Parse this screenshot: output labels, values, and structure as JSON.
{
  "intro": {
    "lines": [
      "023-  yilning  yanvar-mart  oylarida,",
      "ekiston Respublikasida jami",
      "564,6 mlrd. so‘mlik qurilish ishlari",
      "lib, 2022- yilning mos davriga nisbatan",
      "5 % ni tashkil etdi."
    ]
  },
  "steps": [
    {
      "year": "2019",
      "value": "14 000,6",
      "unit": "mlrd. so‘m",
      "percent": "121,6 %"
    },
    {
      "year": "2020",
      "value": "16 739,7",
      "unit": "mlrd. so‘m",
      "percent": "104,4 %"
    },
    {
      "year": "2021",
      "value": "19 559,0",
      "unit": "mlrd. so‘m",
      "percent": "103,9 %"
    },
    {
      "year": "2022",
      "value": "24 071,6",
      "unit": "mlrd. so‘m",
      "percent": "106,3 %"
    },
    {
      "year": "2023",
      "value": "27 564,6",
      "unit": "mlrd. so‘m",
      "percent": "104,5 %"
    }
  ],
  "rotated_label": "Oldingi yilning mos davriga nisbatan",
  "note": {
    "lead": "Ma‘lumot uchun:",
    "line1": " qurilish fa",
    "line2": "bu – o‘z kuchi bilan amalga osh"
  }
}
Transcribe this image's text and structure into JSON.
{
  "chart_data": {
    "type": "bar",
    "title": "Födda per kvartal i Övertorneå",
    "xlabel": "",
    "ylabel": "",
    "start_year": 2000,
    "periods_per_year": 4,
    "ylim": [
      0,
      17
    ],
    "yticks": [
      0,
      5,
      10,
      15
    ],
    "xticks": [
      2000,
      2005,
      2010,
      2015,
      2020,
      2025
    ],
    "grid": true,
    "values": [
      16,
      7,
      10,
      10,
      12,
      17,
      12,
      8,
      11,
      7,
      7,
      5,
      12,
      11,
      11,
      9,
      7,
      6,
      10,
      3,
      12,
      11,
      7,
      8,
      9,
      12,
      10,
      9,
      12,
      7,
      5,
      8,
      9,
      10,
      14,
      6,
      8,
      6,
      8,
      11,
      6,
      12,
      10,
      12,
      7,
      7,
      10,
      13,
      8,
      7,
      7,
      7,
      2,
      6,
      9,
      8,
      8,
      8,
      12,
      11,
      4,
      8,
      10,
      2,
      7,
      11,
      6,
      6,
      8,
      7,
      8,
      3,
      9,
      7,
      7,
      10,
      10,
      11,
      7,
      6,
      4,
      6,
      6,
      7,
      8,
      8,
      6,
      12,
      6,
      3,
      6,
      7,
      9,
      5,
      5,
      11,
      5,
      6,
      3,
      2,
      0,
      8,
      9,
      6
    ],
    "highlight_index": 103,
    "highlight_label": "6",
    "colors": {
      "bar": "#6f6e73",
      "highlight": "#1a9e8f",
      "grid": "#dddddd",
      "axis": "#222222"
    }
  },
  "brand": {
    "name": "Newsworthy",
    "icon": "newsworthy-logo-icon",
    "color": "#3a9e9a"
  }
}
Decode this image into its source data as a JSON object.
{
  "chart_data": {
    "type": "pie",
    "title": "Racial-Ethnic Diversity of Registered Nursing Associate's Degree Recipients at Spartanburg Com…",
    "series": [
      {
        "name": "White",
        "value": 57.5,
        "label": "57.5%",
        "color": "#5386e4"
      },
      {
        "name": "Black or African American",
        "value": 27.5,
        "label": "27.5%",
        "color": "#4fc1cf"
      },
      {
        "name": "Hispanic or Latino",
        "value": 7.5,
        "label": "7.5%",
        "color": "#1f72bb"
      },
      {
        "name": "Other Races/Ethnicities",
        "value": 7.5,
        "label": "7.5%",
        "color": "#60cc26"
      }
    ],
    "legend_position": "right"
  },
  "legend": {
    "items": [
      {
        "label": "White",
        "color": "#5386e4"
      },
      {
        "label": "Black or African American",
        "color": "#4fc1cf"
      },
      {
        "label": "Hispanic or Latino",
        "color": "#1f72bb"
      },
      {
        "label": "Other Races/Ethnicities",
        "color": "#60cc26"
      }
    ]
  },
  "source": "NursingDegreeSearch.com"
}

:::::

WHAT THE TASK REQUIRES »
Scan the material above. Copy each line where "davriga" occurs.

OUTPUT FOR THIS EXERCISE »
      "lib, 2022- yilning mos davriga nisbatan",
  "rotated_label": "Oldingi yilning mos davriga nisbatan",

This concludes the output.